#### GIVEN REQUEST
Omit the pictures and output every entry below exactly as written.

#### THE RECORDS
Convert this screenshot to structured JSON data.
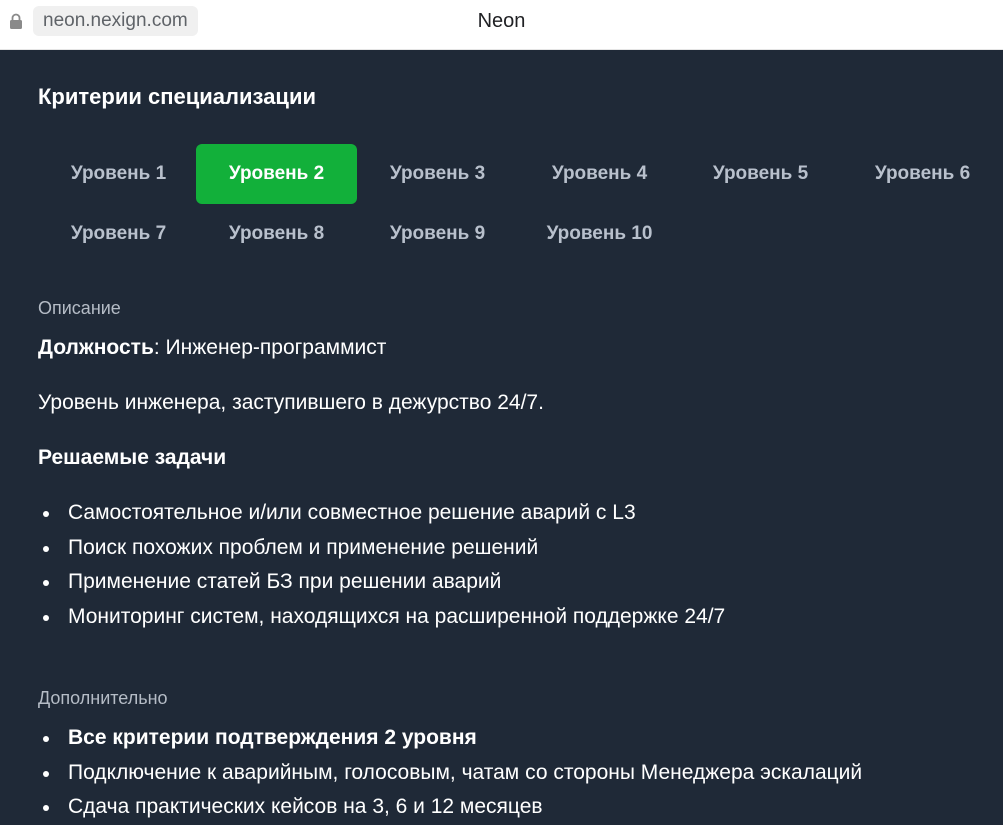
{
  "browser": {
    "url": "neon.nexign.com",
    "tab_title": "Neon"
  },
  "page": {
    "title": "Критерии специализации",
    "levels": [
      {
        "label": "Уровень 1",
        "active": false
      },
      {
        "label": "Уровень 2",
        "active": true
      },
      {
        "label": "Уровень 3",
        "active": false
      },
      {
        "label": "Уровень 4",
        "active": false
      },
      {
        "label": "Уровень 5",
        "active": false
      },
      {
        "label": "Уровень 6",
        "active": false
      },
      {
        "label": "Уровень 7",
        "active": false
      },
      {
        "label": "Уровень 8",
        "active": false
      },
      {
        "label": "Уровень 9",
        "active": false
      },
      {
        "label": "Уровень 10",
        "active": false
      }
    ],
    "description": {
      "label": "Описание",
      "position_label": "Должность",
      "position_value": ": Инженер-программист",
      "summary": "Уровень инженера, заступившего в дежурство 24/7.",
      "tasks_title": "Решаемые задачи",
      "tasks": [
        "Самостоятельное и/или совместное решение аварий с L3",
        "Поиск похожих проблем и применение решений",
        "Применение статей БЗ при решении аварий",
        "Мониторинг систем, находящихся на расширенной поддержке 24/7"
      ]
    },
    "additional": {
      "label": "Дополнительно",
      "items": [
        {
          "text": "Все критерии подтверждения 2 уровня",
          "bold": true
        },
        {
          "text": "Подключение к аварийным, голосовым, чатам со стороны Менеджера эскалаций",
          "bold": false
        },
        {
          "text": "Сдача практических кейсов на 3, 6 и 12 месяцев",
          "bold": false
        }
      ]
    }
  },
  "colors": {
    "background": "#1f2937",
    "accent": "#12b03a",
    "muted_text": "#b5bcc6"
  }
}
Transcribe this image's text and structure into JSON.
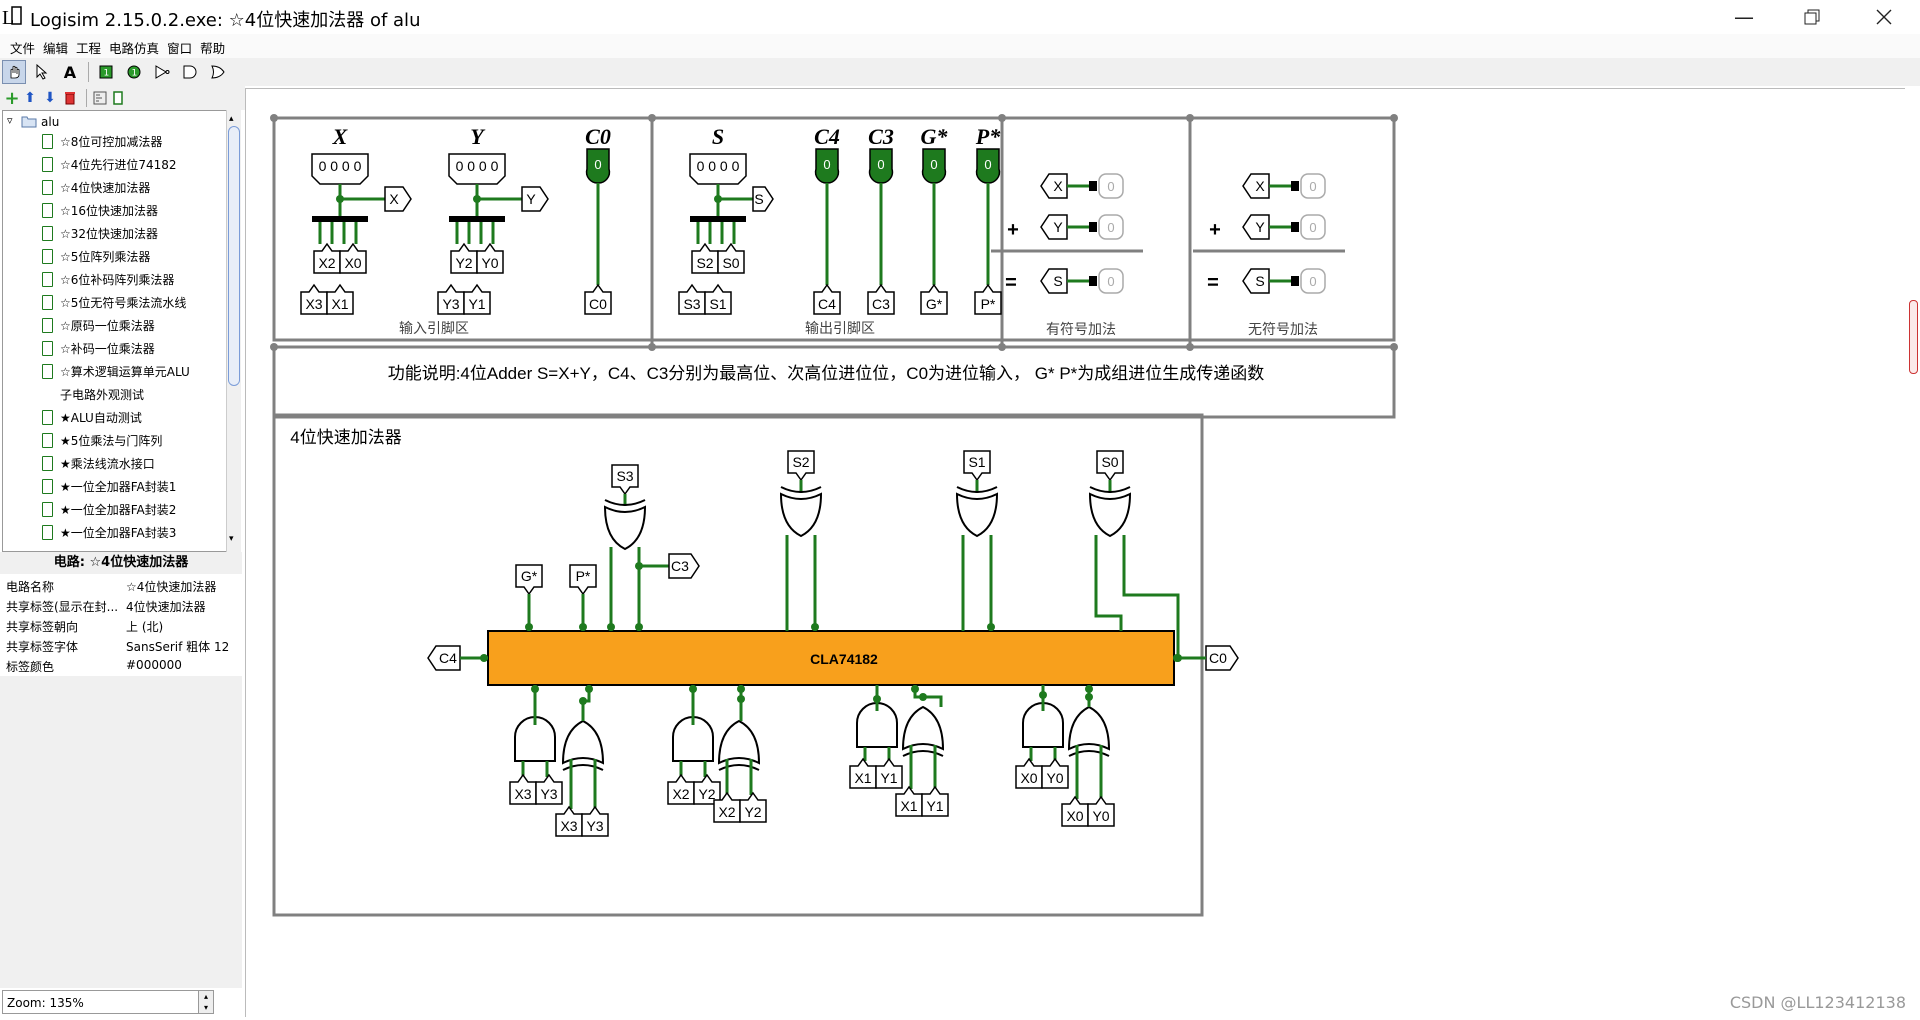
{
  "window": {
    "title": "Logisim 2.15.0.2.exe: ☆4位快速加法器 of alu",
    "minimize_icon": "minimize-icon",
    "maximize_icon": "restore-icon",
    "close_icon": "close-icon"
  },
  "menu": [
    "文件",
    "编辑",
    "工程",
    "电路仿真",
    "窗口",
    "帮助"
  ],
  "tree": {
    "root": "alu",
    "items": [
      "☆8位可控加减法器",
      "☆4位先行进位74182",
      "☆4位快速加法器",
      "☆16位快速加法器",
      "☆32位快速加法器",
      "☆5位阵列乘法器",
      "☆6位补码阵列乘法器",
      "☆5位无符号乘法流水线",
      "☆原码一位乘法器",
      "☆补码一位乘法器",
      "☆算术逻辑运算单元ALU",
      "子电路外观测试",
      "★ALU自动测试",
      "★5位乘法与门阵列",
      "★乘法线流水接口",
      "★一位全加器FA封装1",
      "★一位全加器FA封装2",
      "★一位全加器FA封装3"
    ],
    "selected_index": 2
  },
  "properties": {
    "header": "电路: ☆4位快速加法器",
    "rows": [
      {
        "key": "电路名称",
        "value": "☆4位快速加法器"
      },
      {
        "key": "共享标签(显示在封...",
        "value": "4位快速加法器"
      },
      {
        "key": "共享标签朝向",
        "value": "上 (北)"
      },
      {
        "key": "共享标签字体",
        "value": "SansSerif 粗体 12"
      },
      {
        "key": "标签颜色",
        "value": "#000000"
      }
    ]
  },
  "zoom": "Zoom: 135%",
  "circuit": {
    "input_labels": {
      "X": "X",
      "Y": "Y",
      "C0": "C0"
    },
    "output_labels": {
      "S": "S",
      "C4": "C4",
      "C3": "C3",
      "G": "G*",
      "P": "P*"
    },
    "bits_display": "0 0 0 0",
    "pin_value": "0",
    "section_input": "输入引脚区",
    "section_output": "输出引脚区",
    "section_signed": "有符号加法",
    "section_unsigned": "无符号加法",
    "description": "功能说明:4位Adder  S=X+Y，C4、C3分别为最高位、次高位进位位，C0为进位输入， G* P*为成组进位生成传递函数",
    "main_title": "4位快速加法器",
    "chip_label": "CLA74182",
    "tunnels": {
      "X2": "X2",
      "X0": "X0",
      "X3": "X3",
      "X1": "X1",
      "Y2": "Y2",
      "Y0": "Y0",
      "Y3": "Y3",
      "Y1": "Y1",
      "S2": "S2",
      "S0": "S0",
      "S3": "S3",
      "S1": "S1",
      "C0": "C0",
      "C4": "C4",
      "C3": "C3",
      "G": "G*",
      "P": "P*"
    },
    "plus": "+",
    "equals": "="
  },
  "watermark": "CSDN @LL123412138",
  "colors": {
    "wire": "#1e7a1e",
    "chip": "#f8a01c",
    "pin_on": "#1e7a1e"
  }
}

#### RESPONSE TO THE EXERCISE
Convert this screenshot to structured JSON data.
{
  "browser": {
    "url": "neon.nexign.com",
    "tab_title": "Neon"
  },
  "page": {
    "title": "Критерии специализации",
    "levels": [
      {
        "label": "Уровень 1",
        "active": false
      },
      {
        "label": "Уровень 2",
        "active": true
      },
      {
        "label": "Уровень 3",
        "active": false
      },
      {
        "label": "Уровень 4",
        "active": false
      },
      {
        "label": "Уровень 5",
        "active": false
      },
      {
        "label": "Уровень 6",
        "active": false
      },
      {
        "label": "Уровень 7",
        "active": false
      },
      {
        "label": "Уровень 8",
        "active": false
      },
      {
        "label": "Уровень 9",
        "active": false
      },
      {
        "label": "Уровень 10",
        "active": false
      }
    ],
    "description": {
      "label": "Описание",
      "position_label": "Должность",
      "position_value": ": Инженер-программист",
      "summary": "Уровень инженера, заступившего в дежурство 24/7.",
      "tasks_title": "Решаемые задачи",
      "tasks": [
        "Самостоятельное и/или совместное решение аварий с L3",
        "Поиск похожих проблем и применение решений",
        "Применение статей БЗ при решении аварий",
        "Мониторинг систем, находящихся на расширенной поддержке 24/7"
      ]
    },
    "additional": {
      "label": "Дополнительно",
      "items": [
        {
          "text": "Все критерии подтверждения 2 уровня",
          "bold": true
        },
        {
          "text": "Подключение к аварийным, голосовым, чатам со стороны Менеджера эскалаций",
          "bold": false
        },
        {
          "text": "Сдача практических кейсов на 3, 6 и 12 месяцев",
          "bold": false
        }
      ]
    }
  },
  "colors": {
    "background": "#1f2937",
    "accent": "#12b03a",
    "muted_text": "#b5bcc6"
  }
}
Transcribe this image's text and structure into JSON.
{
  "window": {
    "title": "Logisim 2.15.0.2.exe: ☆4位快速加法器 of alu",
    "minimize_icon": "minimize-icon",
    "maximize_icon": "restore-icon",
    "close_icon": "close-icon"
  },
  "menu": [
    "文件",
    "编辑",
    "工程",
    "电路仿真",
    "窗口",
    "帮助"
  ],
  "tree": {
    "root": "alu",
    "items": [
      "☆8位可控加减法器",
      "☆4位先行进位74182",
      "☆4位快速加法器",
      "☆16位快速加法器",
      "☆32位快速加法器",
      "☆5位阵列乘法器",
      "☆6位补码阵列乘法器",
      "☆5位无符号乘法流水线",
      "☆原码一位乘法器",
      "☆补码一位乘法器",
      "☆算术逻辑运算单元ALU",
      "子电路外观测试",
      "★ALU自动测试",
      "★5位乘法与门阵列",
      "★乘法线流水接口",
      "★一位全加器FA封装1",
      "★一位全加器FA封装2",
      "★一位全加器FA封装3"
    ],
    "selected_index": 2
  },
  "properties": {
    "header": "电路: ☆4位快速加法器",
    "rows": [
      {
        "key": "电路名称",
        "value": "☆4位快速加法器"
      },
      {
        "key": "共享标签(显示在封...",
        "value": "4位快速加法器"
      },
      {
        "key": "共享标签朝向",
        "value": "上 (北)"
      },
      {
        "key": "共享标签字体",
        "value": "SansSerif 粗体 12"
      },
      {
        "key": "标签颜色",
        "value": "#000000"
      }
    ]
  },
  "zoom": "Zoom: 135%",
  "circuit": {
    "input_labels": {
      "X": "X",
      "Y": "Y",
      "C0": "C0"
    },
    "output_labels": {
      "S": "S",
      "C4": "C4",
      "C3": "C3",
      "G": "G*",
      "P": "P*"
    },
    "bits_display": "0 0 0 0",
    "pin_value": "0",
    "section_input": "输入引脚区",
    "section_output": "输出引脚区",
    "section_signed": "有符号加法",
    "section_unsigned": "无符号加法",
    "description": "功能说明:4位Adder  S=X+Y，C4、C3分别为最高位、次高位进位位，C0为进位输入， G* P*为成组进位生成传递函数",
    "main_title": "4位快速加法器",
    "chip_label": "CLA74182",
    "tunnels": {
      "X2": "X2",
      "X0": "X0",
      "X3": "X3",
      "X1": "X1",
      "Y2": "Y2",
      "Y0": "Y0",
      "Y3": "Y3",
      "Y1": "Y1",
      "S2": "S2",
      "S0": "S0",
      "S3": "S3",
      "S1": "S1",
      "C0": "C0",
      "C4": "C4",
      "C3": "C3",
      "G": "G*",
      "P": "P*"
    },
    "plus": "+",
    "equals": "="
  },
  "watermark": "CSDN @LL123412138",
  "colors": {
    "wire": "#1e7a1e",
    "chip": "#f8a01c",
    "pin_on": "#1e7a1e"
  }
}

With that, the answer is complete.